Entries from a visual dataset
____
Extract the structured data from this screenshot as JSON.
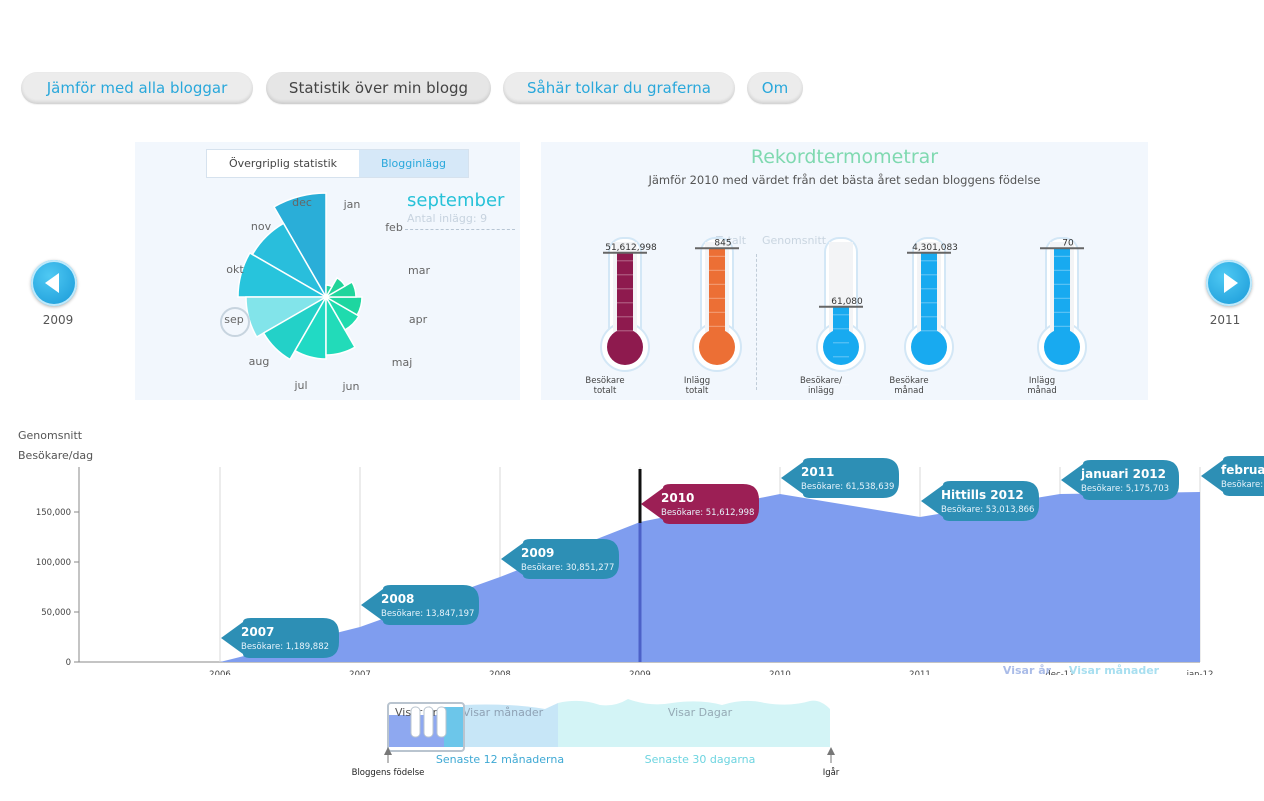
{
  "tabs": [
    {
      "label": "Jämför med alla bloggar"
    },
    {
      "label": "Statistik över min blogg"
    },
    {
      "label": "Såhär tolkar du graferna"
    },
    {
      "label": "Om"
    }
  ],
  "year_nav": {
    "prev_label": "2009",
    "next_label": "2011"
  },
  "left_panel": {
    "tab_overall": "Övergriplig statistik",
    "tab_posts": "Blogginlägg",
    "selected_month": "september",
    "selected_detail": "Antal inlägg: 9",
    "months": [
      "jan",
      "feb",
      "mar",
      "apr",
      "maj",
      "jun",
      "jul",
      "aug",
      "sep",
      "okt",
      "nov",
      "dec"
    ]
  },
  "record_panel": {
    "title": "Rekordtermometrar",
    "subtitle": "Jämför 2010 med värdet från det bästa året sedan bloggens födelse",
    "col_total": "Totalt",
    "col_average": "Genomsnitt",
    "thermometers": [
      {
        "value": "51,612,998",
        "label1": "Besökare",
        "label2": "totalt",
        "color": "#8e1a4e",
        "fill": 0.88
      },
      {
        "value": "845",
        "label1": "Inlägg",
        "label2": "totalt",
        "color": "#ec6f35",
        "fill": 0.93
      },
      {
        "value": "61,080",
        "label1": "Besökare/",
        "label2": "inlägg",
        "color": "#18aaf0",
        "fill": 0.28
      },
      {
        "value": "4,301,083",
        "label1": "Besökare",
        "label2": "månad",
        "color": "#18aaf0",
        "fill": 0.88
      },
      {
        "value": "70",
        "label1": "Inlägg",
        "label2": "månad",
        "color": "#18aaf0",
        "fill": 0.93
      }
    ]
  },
  "main_chart": {
    "ylabel_1": "Genomsnitt",
    "ylabel_2": "Besökare/dag",
    "yticks": [
      "0",
      "50,000",
      "100,000",
      "150,000"
    ],
    "xticks": [
      "2006",
      "2007",
      "2008",
      "2009",
      "2010",
      "2011",
      "dec-11",
      "jan-12"
    ],
    "visar_ar": "Visar år",
    "visar_manader": "Visar månader",
    "bubbles": [
      {
        "title": "2007",
        "sub": "Besökare: 1,189,882",
        "color": "#2d8fb5"
      },
      {
        "title": "2008",
        "sub": "Besökare: 13,847,197",
        "color": "#2d8fb5"
      },
      {
        "title": "2009",
        "sub": "Besökare: 30,851,277",
        "color": "#2d8fb5"
      },
      {
        "title": "2010",
        "sub": "Besökare: 51,612,998",
        "color": "#9c1f55"
      },
      {
        "title": "2011",
        "sub": "Besökare: 61,538,639",
        "color": "#2d8fb5"
      },
      {
        "title": "Hittills 2012",
        "sub": "Besökare: 53,013,866",
        "color": "#2d8fb5"
      },
      {
        "title": "januari 2012",
        "sub": "Besökare: 5,175,703",
        "color": "#2d8fb5"
      },
      {
        "title": "februari",
        "sub": "Besökare:",
        "color": "#2d8fb5"
      }
    ]
  },
  "chart_data": {
    "type": "area",
    "xlabel": "",
    "ylabel": "Genomsnitt Besökare/dag",
    "x": [
      "2006",
      "2007",
      "2008",
      "2009",
      "2010",
      "2011",
      "dec-11",
      "jan-12"
    ],
    "values": [
      0,
      35000,
      85000,
      140000,
      168000,
      145000,
      168000,
      170000
    ],
    "ylim": [
      0,
      190000
    ]
  },
  "timeline": {
    "visar_ar": "Visar år",
    "visar_manader": "Visar månader",
    "visar_dagar": "Visar Dagar",
    "senaste_12": "Senaste 12 månaderna",
    "senaste_30": "Senaste 30 dagarna",
    "birth": "Bloggens födelse",
    "yesterday": "Igår"
  }
}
____
• **EXERCISE GOAL**
Give the records again exactly, minus the pictures.

• **RESPONSE FOR THIS EXERCISE**
Extract the structured data from this screenshot as JSON.
{
  "tabs": [
    {
      "label": "Jämför med alla bloggar"
    },
    {
      "label": "Statistik över min blogg"
    },
    {
      "label": "Såhär tolkar du graferna"
    },
    {
      "label": "Om"
    }
  ],
  "year_nav": {
    "prev_label": "2009",
    "next_label": "2011"
  },
  "left_panel": {
    "tab_overall": "Övergriplig statistik",
    "tab_posts": "Blogginlägg",
    "selected_month": "september",
    "selected_detail": "Antal inlägg: 9",
    "months": [
      "jan",
      "feb",
      "mar",
      "apr",
      "maj",
      "jun",
      "jul",
      "aug",
      "sep",
      "okt",
      "nov",
      "dec"
    ]
  },
  "record_panel": {
    "title": "Rekordtermometrar",
    "subtitle": "Jämför 2010 med värdet från det bästa året sedan bloggens födelse",
    "col_total": "Totalt",
    "col_average": "Genomsnitt",
    "thermometers": [
      {
        "value": "51,612,998",
        "label1": "Besökare",
        "label2": "totalt",
        "color": "#8e1a4e",
        "fill": 0.88
      },
      {
        "value": "845",
        "label1": "Inlägg",
        "label2": "totalt",
        "color": "#ec6f35",
        "fill": 0.93
      },
      {
        "value": "61,080",
        "label1": "Besökare/",
        "label2": "inlägg",
        "color": "#18aaf0",
        "fill": 0.28
      },
      {
        "value": "4,301,083",
        "label1": "Besökare",
        "label2": "månad",
        "color": "#18aaf0",
        "fill": 0.88
      },
      {
        "value": "70",
        "label1": "Inlägg",
        "label2": "månad",
        "color": "#18aaf0",
        "fill": 0.93
      }
    ]
  },
  "main_chart": {
    "ylabel_1": "Genomsnitt",
    "ylabel_2": "Besökare/dag",
    "yticks": [
      "0",
      "50,000",
      "100,000",
      "150,000"
    ],
    "xticks": [
      "2006",
      "2007",
      "2008",
      "2009",
      "2010",
      "2011",
      "dec-11",
      "jan-12"
    ],
    "visar_ar": "Visar år",
    "visar_manader": "Visar månader",
    "bubbles": [
      {
        "title": "2007",
        "sub": "Besökare: 1,189,882",
        "color": "#2d8fb5"
      },
      {
        "title": "2008",
        "sub": "Besökare: 13,847,197",
        "color": "#2d8fb5"
      },
      {
        "title": "2009",
        "sub": "Besökare: 30,851,277",
        "color": "#2d8fb5"
      },
      {
        "title": "2010",
        "sub": "Besökare: 51,612,998",
        "color": "#9c1f55"
      },
      {
        "title": "2011",
        "sub": "Besökare: 61,538,639",
        "color": "#2d8fb5"
      },
      {
        "title": "Hittills 2012",
        "sub": "Besökare: 53,013,866",
        "color": "#2d8fb5"
      },
      {
        "title": "januari 2012",
        "sub": "Besökare: 5,175,703",
        "color": "#2d8fb5"
      },
      {
        "title": "februari",
        "sub": "Besökare:",
        "color": "#2d8fb5"
      }
    ]
  },
  "chart_data": {
    "type": "area",
    "xlabel": "",
    "ylabel": "Genomsnitt Besökare/dag",
    "x": [
      "2006",
      "2007",
      "2008",
      "2009",
      "2010",
      "2011",
      "dec-11",
      "jan-12"
    ],
    "values": [
      0,
      35000,
      85000,
      140000,
      168000,
      145000,
      168000,
      170000
    ],
    "ylim": [
      0,
      190000
    ]
  },
  "timeline": {
    "visar_ar": "Visar år",
    "visar_manader": "Visar månader",
    "visar_dagar": "Visar Dagar",
    "senaste_12": "Senaste 12 månaderna",
    "senaste_30": "Senaste 30 dagarna",
    "birth": "Bloggens födelse",
    "yesterday": "Igår"
  }
}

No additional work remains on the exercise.